Goal ▸
Extract the full set of records that follows, word for word.

--- Data listing ---

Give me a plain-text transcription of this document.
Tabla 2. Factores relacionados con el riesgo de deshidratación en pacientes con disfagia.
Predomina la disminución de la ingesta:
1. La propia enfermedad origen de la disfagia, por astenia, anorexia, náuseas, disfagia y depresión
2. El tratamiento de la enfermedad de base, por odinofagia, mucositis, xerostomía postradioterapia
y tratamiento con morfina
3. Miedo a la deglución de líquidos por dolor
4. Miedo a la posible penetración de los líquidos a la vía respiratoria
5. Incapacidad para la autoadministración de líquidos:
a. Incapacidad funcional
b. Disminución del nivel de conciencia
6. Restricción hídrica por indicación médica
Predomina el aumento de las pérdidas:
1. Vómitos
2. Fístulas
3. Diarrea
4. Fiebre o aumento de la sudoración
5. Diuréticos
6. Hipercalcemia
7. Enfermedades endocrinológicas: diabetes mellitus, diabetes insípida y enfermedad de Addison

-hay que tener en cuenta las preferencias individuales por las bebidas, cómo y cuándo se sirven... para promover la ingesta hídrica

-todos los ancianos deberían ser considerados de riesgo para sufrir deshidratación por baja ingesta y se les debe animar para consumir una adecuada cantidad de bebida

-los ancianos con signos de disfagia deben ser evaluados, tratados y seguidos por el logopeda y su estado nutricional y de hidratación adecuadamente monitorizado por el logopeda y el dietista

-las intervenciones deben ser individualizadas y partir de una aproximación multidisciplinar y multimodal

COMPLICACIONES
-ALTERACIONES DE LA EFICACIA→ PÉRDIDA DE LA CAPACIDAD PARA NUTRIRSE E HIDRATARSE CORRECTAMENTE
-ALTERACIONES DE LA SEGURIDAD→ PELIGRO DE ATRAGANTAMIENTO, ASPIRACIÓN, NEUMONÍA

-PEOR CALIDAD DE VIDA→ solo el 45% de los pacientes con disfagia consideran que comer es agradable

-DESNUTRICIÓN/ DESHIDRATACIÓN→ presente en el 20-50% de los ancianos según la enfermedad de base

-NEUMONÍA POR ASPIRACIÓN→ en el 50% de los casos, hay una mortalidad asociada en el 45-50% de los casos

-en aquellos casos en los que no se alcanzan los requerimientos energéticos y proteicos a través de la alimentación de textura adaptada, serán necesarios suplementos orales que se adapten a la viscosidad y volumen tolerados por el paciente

---

Solution to this problem ▸
Give me a plain-text transcription of this document.
Tabla 2. Factores relacionados con el riesgo de deshidratación en pacientes con disfagia.
Predomina la disminución de la ingesta:
1. La propia enfermedad origen de la disfagia, por astenia, anorexia, náuseas, disfagia y depresión
2. El tratamiento de la enfermedad de base, por odinofagia, mucositis, xerostomía postradioterapia
y tratamiento con morfina
3. Miedo a la deglución de líquidos por dolor
4. Miedo a la posible penetración de los líquidos a la vía respiratoria
5. Incapacidad para la autoadministración de líquidos:
a. Incapacidad funcional
b. Disminución del nivel de conciencia
6. Restricción hídrica por indicación médica
Predomina el aumento de las pérdidas:
1. Vómitos
2. Fístulas
3. Diarrea
4. Fiebre o aumento de la sudoración
5. Diuréticos
6. Hipercalcemia
7. Enfermedades endocrinológicas: diabetes mellitus, diabetes insípida y enfermedad de Addison

-hay que tener en cuenta las preferencias individuales por las bebidas, cómo y cuándo se sirven... para promover la ingesta hídrica

-todos los ancianos deberían ser considerados de riesgo para sufrir deshidratación por baja ingesta y se les debe animar para consumir una adecuada cantidad de bebida

-los ancianos con signos de disfagia deben ser evaluados, tratados y seguidos por el logopeda y su estado nutricional y de hidratación adecuadamente monitorizado por el logopeda y el dietista

-las intervenciones deben ser individualizadas y partir de una aproximación multidisciplinar y multimodal

COMPLICACIONES
-ALTERACIONES DE LA EFICACIA→ PÉRDIDA DE LA CAPACIDAD PARA NUTRIRSE E HIDRATARSE CORRECTAMENTE
-ALTERACIONES DE LA SEGURIDAD→ PELIGRO DE ATRAGANTAMIENTO, ASPIRACIÓN, NEUMONÍA

-PEOR CALIDAD DE VIDA→ solo el 45% de los pacientes con disfagia consideran que comer es agradable

-DESNUTRICIÓN/ DESHIDRATACIÓN→ presente en el 20-50% de los ancianos según la enfermedad de base

-NEUMONÍA POR ASPIRACIÓN→ en el 50% de los casos, hay una mortalidad asociada en el 45-50% de los casos

-en aquellos casos en los que no se alcanzan los requerimientos energéticos y proteicos a través de la alimentación de textura adaptada, serán necesarios suplementos orales que se adapten a la viscosidad y volumen tolerados por el paciente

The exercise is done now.